-- START OF Extracted records --

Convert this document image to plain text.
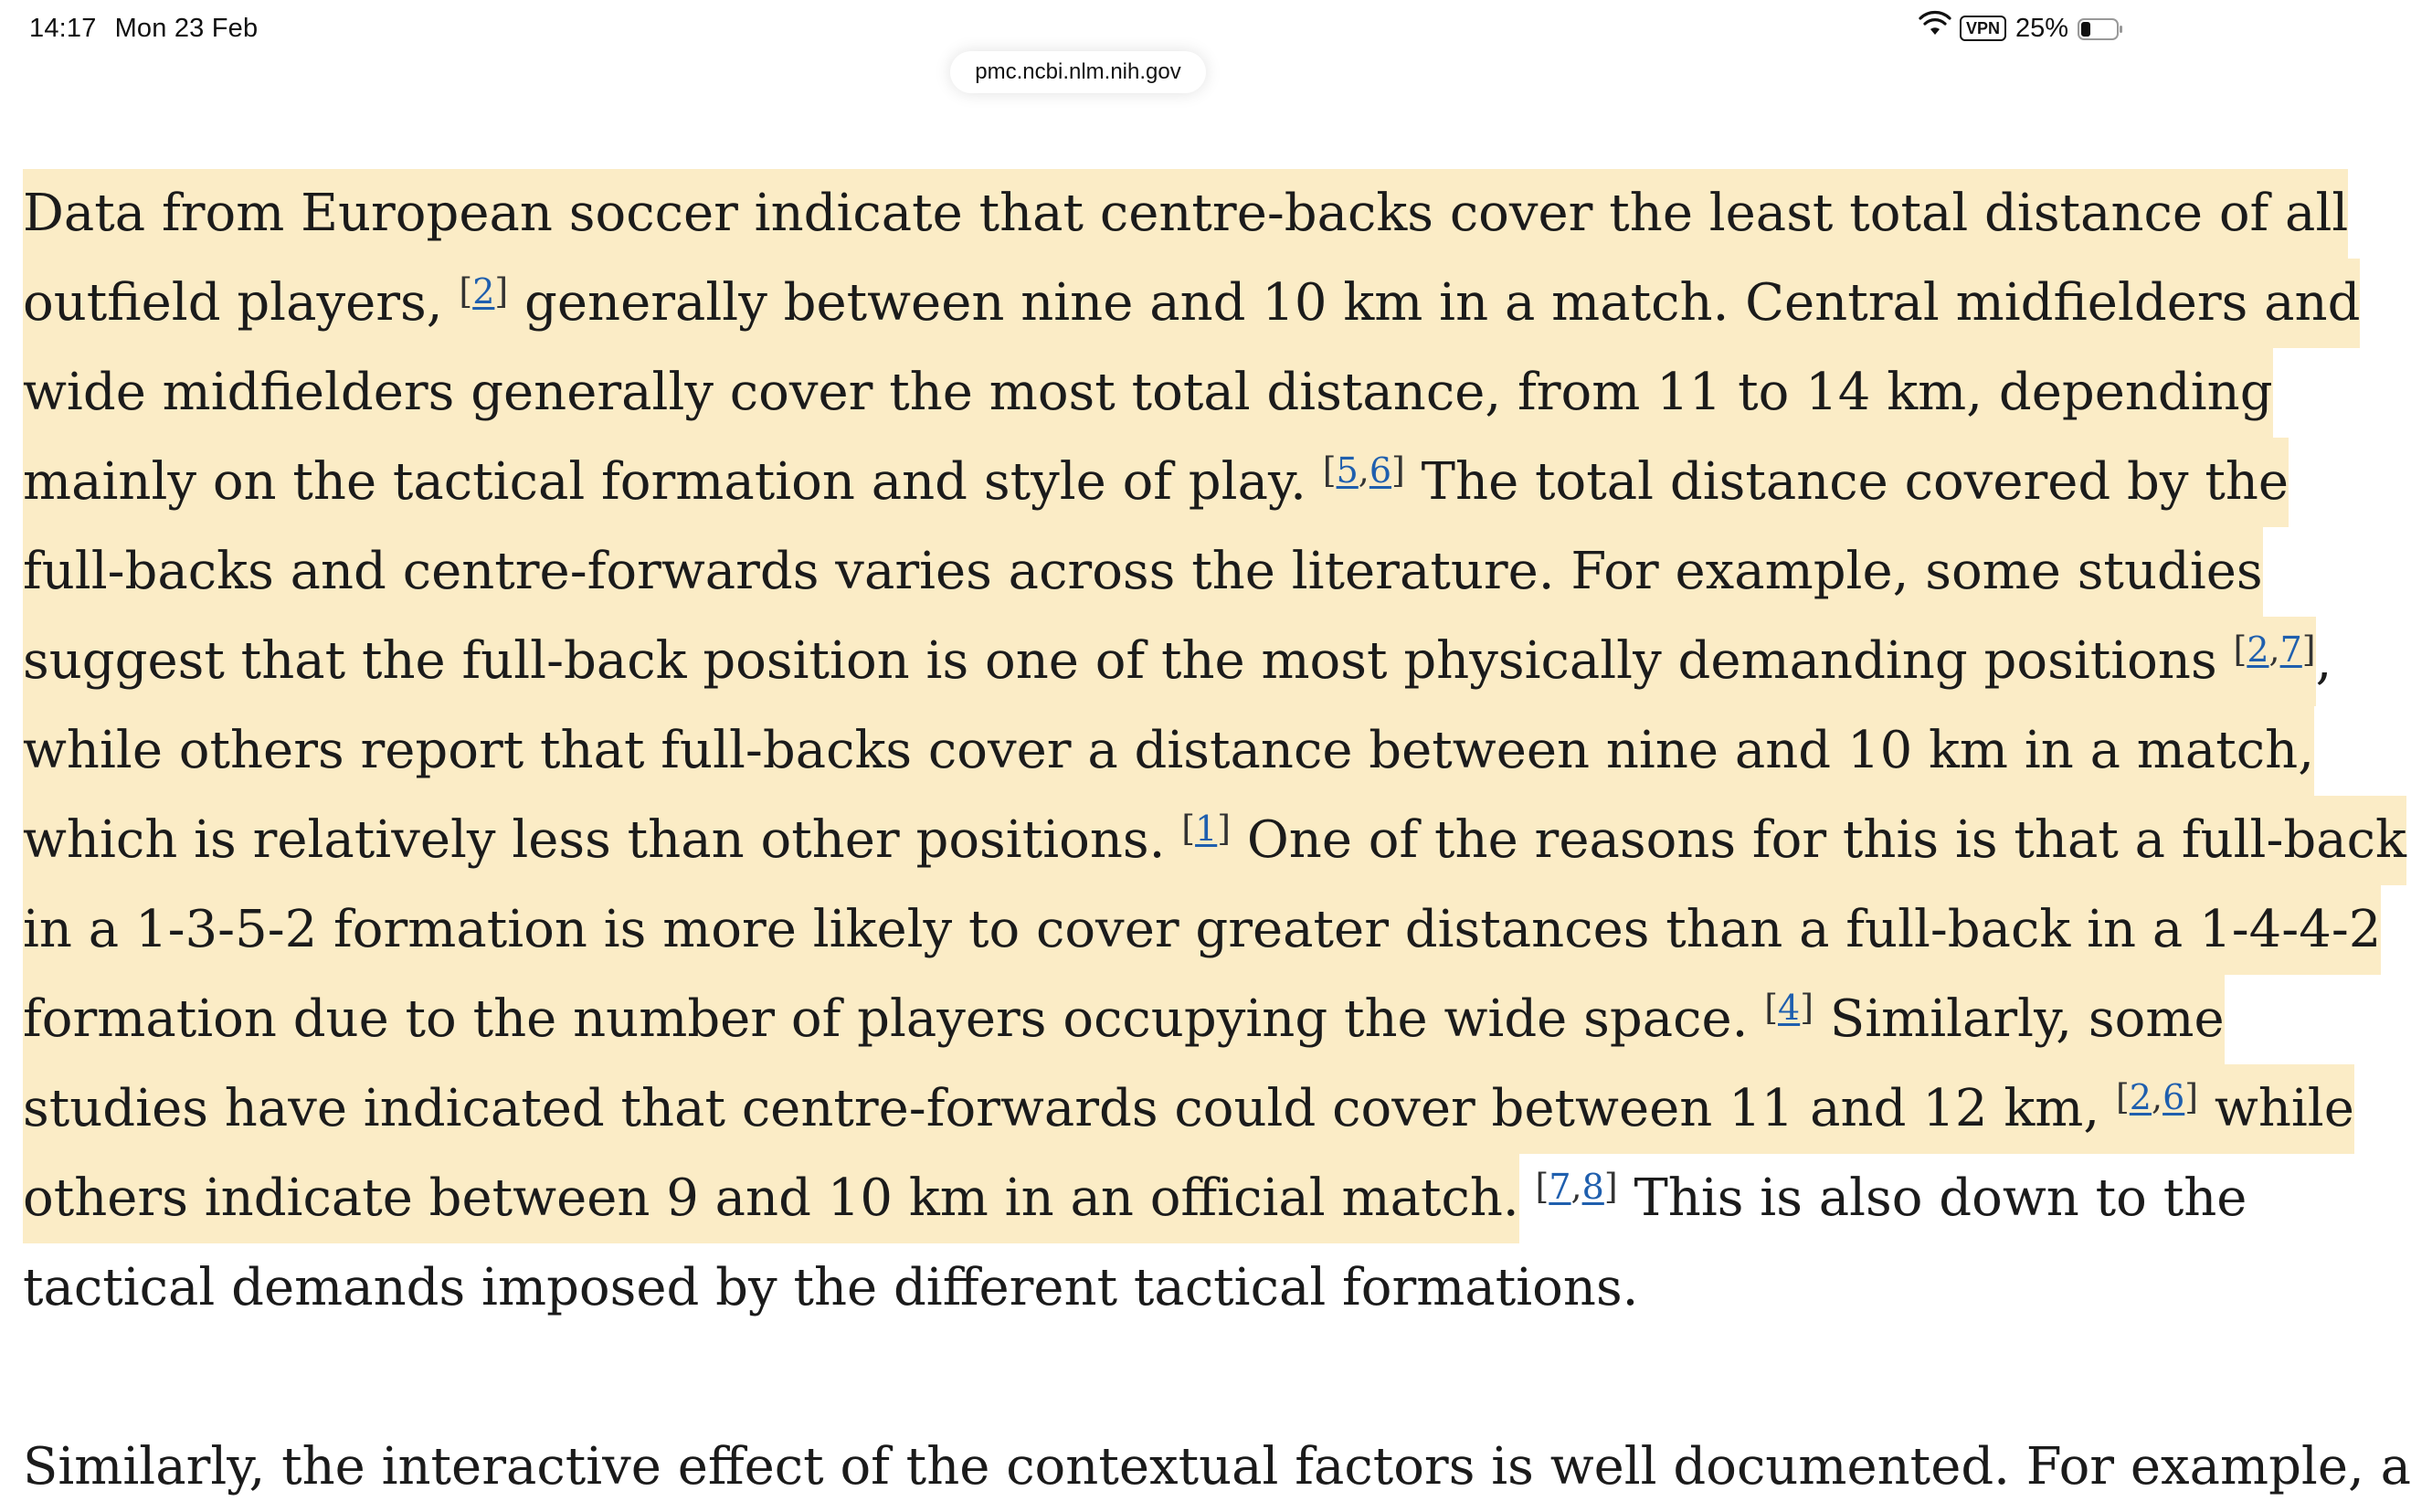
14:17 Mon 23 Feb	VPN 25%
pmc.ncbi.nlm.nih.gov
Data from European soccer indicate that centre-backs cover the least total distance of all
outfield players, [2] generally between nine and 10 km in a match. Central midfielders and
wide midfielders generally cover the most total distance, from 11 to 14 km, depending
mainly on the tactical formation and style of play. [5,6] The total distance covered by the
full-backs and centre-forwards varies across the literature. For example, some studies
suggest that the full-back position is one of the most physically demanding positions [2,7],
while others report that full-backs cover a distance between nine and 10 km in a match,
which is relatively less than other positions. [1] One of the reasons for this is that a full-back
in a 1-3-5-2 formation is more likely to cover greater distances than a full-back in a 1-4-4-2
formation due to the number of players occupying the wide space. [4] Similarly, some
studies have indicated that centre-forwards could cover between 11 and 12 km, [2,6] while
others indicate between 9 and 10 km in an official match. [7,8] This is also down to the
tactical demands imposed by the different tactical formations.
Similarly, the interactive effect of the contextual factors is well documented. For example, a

-- END OF Extracted records --
-- START OF Extracted records --

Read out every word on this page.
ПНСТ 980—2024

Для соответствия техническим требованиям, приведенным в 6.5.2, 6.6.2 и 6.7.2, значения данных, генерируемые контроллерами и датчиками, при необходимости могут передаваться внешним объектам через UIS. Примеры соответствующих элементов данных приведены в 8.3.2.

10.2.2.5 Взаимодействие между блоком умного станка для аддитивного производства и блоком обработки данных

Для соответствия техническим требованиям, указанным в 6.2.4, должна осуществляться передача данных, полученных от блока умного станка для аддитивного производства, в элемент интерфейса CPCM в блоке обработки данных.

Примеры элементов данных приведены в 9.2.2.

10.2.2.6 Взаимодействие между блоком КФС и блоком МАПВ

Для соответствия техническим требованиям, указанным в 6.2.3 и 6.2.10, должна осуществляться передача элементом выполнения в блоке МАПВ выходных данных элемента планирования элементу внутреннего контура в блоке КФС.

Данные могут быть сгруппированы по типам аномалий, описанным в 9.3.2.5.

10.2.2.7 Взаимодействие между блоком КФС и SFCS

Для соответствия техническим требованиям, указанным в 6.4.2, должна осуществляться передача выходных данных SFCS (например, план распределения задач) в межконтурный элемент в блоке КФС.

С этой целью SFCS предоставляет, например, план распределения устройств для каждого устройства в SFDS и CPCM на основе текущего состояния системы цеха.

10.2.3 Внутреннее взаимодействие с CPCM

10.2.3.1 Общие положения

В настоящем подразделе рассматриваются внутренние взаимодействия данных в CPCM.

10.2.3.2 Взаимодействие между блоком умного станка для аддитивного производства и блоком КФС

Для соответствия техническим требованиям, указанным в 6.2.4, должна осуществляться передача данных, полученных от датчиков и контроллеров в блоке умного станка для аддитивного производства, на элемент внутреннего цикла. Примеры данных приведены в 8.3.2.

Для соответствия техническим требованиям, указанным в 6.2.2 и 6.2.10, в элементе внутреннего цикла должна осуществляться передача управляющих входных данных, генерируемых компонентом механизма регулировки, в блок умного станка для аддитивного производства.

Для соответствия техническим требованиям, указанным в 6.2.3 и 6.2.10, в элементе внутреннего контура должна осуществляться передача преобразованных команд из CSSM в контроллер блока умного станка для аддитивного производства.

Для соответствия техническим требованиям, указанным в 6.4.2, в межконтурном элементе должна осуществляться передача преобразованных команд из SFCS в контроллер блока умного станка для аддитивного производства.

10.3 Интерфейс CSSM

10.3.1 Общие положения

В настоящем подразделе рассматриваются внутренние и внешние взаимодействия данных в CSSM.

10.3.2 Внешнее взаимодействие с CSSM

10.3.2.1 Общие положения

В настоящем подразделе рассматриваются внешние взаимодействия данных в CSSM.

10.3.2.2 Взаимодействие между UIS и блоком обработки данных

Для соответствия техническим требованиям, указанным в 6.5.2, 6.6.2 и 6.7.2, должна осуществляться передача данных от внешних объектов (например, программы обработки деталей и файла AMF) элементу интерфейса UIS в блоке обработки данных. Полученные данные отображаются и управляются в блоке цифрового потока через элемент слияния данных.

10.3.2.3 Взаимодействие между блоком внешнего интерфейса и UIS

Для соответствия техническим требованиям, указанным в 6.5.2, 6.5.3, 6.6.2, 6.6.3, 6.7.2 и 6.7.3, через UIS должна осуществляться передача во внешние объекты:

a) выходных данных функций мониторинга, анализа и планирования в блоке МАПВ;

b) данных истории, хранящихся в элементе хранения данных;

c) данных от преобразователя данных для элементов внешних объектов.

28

-- END OF Extracted records --
-- START OF Extracted records --

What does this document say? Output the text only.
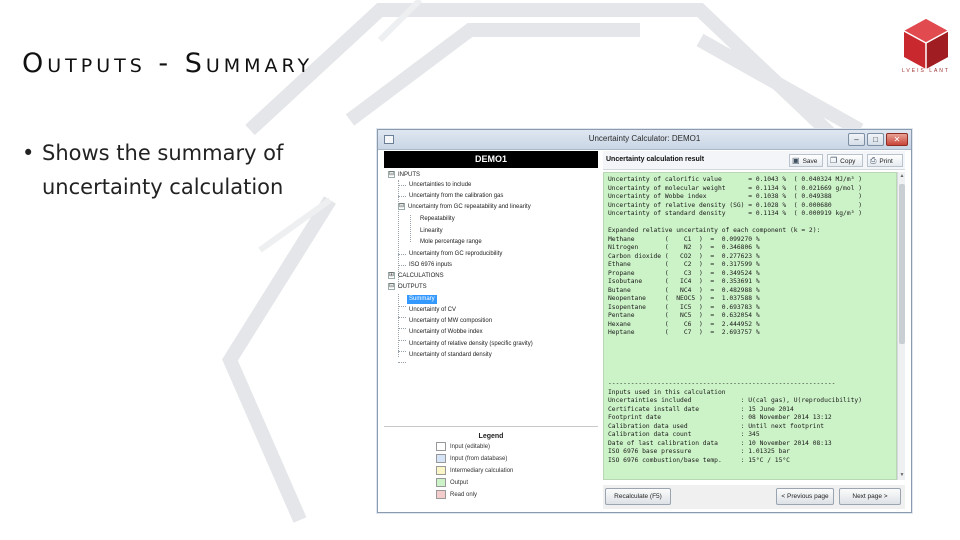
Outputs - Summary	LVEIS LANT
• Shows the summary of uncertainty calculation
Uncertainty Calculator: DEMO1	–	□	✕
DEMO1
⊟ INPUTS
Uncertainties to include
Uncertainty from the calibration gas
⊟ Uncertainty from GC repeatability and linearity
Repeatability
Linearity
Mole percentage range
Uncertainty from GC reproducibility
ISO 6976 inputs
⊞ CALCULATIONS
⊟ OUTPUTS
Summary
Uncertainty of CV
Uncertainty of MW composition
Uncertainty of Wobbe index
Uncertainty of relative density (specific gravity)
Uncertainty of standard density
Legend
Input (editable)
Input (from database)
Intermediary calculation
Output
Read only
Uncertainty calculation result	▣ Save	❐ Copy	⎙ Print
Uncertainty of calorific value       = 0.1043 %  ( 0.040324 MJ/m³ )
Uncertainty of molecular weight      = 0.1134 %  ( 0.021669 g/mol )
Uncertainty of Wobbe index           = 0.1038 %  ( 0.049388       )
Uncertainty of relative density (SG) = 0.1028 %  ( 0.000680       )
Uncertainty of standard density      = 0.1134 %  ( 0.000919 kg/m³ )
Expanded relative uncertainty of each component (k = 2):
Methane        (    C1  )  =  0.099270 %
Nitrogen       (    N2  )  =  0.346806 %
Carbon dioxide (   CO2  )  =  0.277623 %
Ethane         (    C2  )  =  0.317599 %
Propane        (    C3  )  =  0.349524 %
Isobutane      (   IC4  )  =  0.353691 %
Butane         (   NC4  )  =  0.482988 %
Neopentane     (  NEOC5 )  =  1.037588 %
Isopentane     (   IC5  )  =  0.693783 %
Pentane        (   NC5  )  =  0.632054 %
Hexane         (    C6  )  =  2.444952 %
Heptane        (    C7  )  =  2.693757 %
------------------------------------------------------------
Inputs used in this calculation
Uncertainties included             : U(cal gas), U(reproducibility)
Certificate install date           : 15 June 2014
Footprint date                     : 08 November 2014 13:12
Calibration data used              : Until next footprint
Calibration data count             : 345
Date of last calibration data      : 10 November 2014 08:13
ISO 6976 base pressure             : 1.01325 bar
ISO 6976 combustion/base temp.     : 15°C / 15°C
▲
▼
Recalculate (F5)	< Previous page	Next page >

-- END OF Extracted records --

Search the data for the string "page" and copy each line where it appears.

**Exercise response:**
Read out every word on this page.
Recalculate (F5)	< Previous page	Next page >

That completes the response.